#### TASK STATEMENT:
Would it be possible to write out each entry below exactly, without the pictures?

#### SOURCE MATERIAL:
★ ★ ★ ★ ★ ★ ★

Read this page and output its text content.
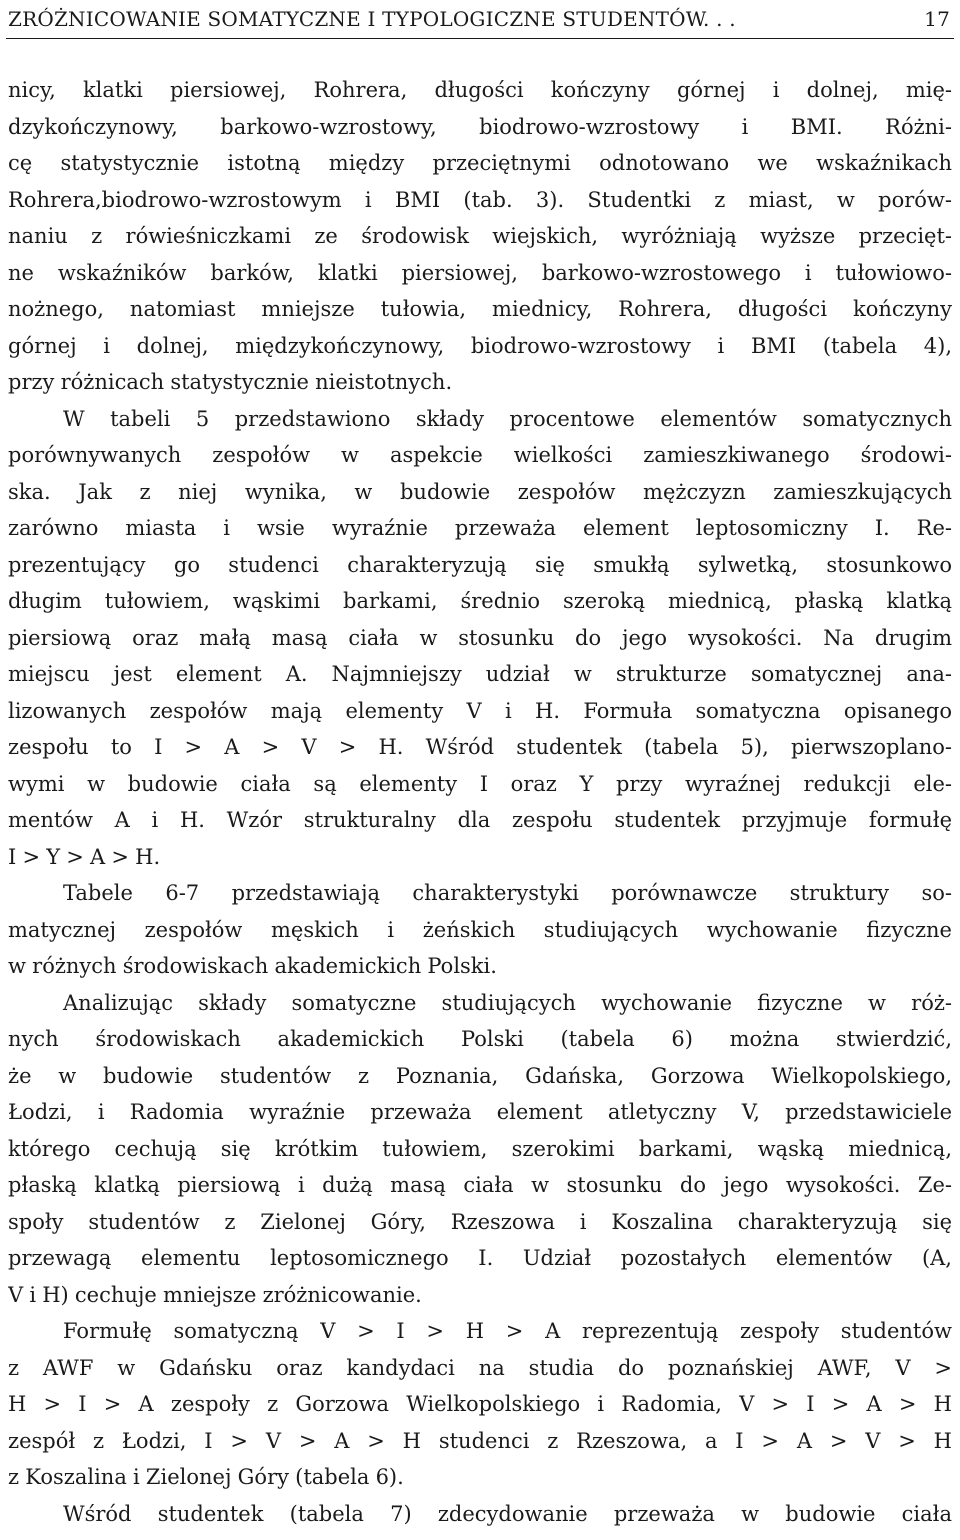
ZRÓŻNICOWANIE SOMATYCZNE I TYPOLOGICZNE STUDENTÓW. . .	17
nicy, klatki piersiowej, Rohrera, długości kończyny górnej i dolnej, mię-
dzykończynowy, barkowo-wzrostowy, biodrowo-wzrostowy i BMI. Różni-
cę statystycznie istotną między przeciętnymi odnotowano we wskaźnikach
Rohrera,biodrowo-wzrostowym i BMI (tab. 3). Studentki z miast, w porów-
naniu z rówieśniczkami ze środowisk wiejskich, wyróżniają wyższe przecięt-
ne wskaźników barków, klatki piersiowej, barkowo-wzrostowego i tułowiowo-
nożnego, natomiast mniejsze tułowia, miednicy, Rohrera, długości kończyny
górnej i dolnej, międzykończynowy, biodrowo-wzrostowy i BMI (tabela 4),
przy różnicach statystycznie nieistotnych.
W tabeli 5 przedstawiono składy procentowe elementów somatycznych
porównywanych zespołów w aspekcie wielkości zamieszkiwanego środowi-
ska. Jak z niej wynika, w budowie zespołów mężczyzn zamieszkujących
zarówno miasta i wsie wyraźnie przeważa element leptosomiczny I. Re-
prezentujący go studenci charakteryzują się smukłą sylwetką, stosunkowo
długim tułowiem, wąskimi barkami, średnio szeroką miednicą, płaską klatką
piersiową oraz małą masą ciała w stosunku do jego wysokości. Na drugim
miejscu jest element A. Najmniejszy udział w strukturze somatycznej ana-
lizowanych zespołów mają elementy V i H. Formuła somatyczna opisanego
zespołu to I > A > V > H. Wśród studentek (tabela 5), pierwszoplano-
wymi w budowie ciała są elementy I oraz Y przy wyraźnej redukcji ele-
mentów A i H. Wzór strukturalny dla zespołu studentek przyjmuje formułę
I > Y > A > H.
Tabele 6-7 przedstawiają charakterystyki porównawcze struktury so-
matycznej zespołów męskich i żeńskich studiujących wychowanie fizyczne
w różnych środowiskach akademickich Polski.
Analizując składy somatyczne studiujących wychowanie fizyczne w róż-
nych środowiskach akademickich Polski (tabela 6) można stwierdzić,
że w budowie studentów z Poznania, Gdańska, Gorzowa Wielkopolskiego,
Łodzi, i Radomia wyraźnie przeważa element atletyczny V, przedstawiciele
którego cechują się krótkim tułowiem, szerokimi barkami, wąską miednicą,
płaską klatką piersiową i dużą masą ciała w stosunku do jego wysokości. Ze-
społy studentów z Zielonej Góry, Rzeszowa i Koszalina charakteryzują się
przewagą elementu leptosomicznego I. Udział pozostałych elementów (A,
V i H) cechuje mniejsze zróżnicowanie.
Formułę somatyczną V > I > H > A reprezentują zespoły studentów
z AWF w Gdańsku oraz kandydaci na studia do poznańskiej AWF, V >
H > I > A zespoły z Gorzowa Wielkopolskiego i Radomia, V > I > A > H
zespół z Łodzi, I > V > A > H studenci z Rzeszowa, a I > A > V > H
z Koszalina i Zielonej Góry (tabela 6).
Wśród studentek (tabela 7) zdecydowanie przeważa w budowie ciała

★ ★ ★ ★ ★ ★ ★

#### IN RESPONSE:
Read this page and output its text content.
ZRÓŻNICOWANIE SOMATYCZNE I TYPOLOGICZNE STUDENTÓW. . .	17
nicy, klatki piersiowej, Rohrera, długości kończyny górnej i dolnej, mię-
dzykończynowy, barkowo-wzrostowy, biodrowo-wzrostowy i BMI. Różni-
cę statystycznie istotną między przeciętnymi odnotowano we wskaźnikach
Rohrera,biodrowo-wzrostowym i BMI (tab. 3). Studentki z miast, w porów-
naniu z rówieśniczkami ze środowisk wiejskich, wyróżniają wyższe przecięt-
ne wskaźników barków, klatki piersiowej, barkowo-wzrostowego i tułowiowo-
nożnego, natomiast mniejsze tułowia, miednicy, Rohrera, długości kończyny
górnej i dolnej, międzykończynowy, biodrowo-wzrostowy i BMI (tabela 4),
przy różnicach statystycznie nieistotnych.
W tabeli 5 przedstawiono składy procentowe elementów somatycznych
porównywanych zespołów w aspekcie wielkości zamieszkiwanego środowi-
ska. Jak z niej wynika, w budowie zespołów mężczyzn zamieszkujących
zarówno miasta i wsie wyraźnie przeważa element leptosomiczny I. Re-
prezentujący go studenci charakteryzują się smukłą sylwetką, stosunkowo
długim tułowiem, wąskimi barkami, średnio szeroką miednicą, płaską klatką
piersiową oraz małą masą ciała w stosunku do jego wysokości. Na drugim
miejscu jest element A. Najmniejszy udział w strukturze somatycznej ana-
lizowanych zespołów mają elementy V i H. Formuła somatyczna opisanego
zespołu to I > A > V > H. Wśród studentek (tabela 5), pierwszoplano-
wymi w budowie ciała są elementy I oraz Y przy wyraźnej redukcji ele-
mentów A i H. Wzór strukturalny dla zespołu studentek przyjmuje formułę
I > Y > A > H.
Tabele 6-7 przedstawiają charakterystyki porównawcze struktury so-
matycznej zespołów męskich i żeńskich studiujących wychowanie fizyczne
w różnych środowiskach akademickich Polski.
Analizując składy somatyczne studiujących wychowanie fizyczne w róż-
nych środowiskach akademickich Polski (tabela 6) można stwierdzić,
że w budowie studentów z Poznania, Gdańska, Gorzowa Wielkopolskiego,
Łodzi, i Radomia wyraźnie przeważa element atletyczny V, przedstawiciele
którego cechują się krótkim tułowiem, szerokimi barkami, wąską miednicą,
płaską klatką piersiową i dużą masą ciała w stosunku do jego wysokości. Ze-
społy studentów z Zielonej Góry, Rzeszowa i Koszalina charakteryzują się
przewagą elementu leptosomicznego I. Udział pozostałych elementów (A,
V i H) cechuje mniejsze zróżnicowanie.
Formułę somatyczną V > I > H > A reprezentują zespoły studentów
z AWF w Gdańsku oraz kandydaci na studia do poznańskiej AWF, V >
H > I > A zespoły z Gorzowa Wielkopolskiego i Radomia, V > I > A > H
zespół z Łodzi, I > V > A > H studenci z Rzeszowa, a I > A > V > H
z Koszalina i Zielonej Góry (tabela 6).
Wśród studentek (tabela 7) zdecydowanie przeważa w budowie ciała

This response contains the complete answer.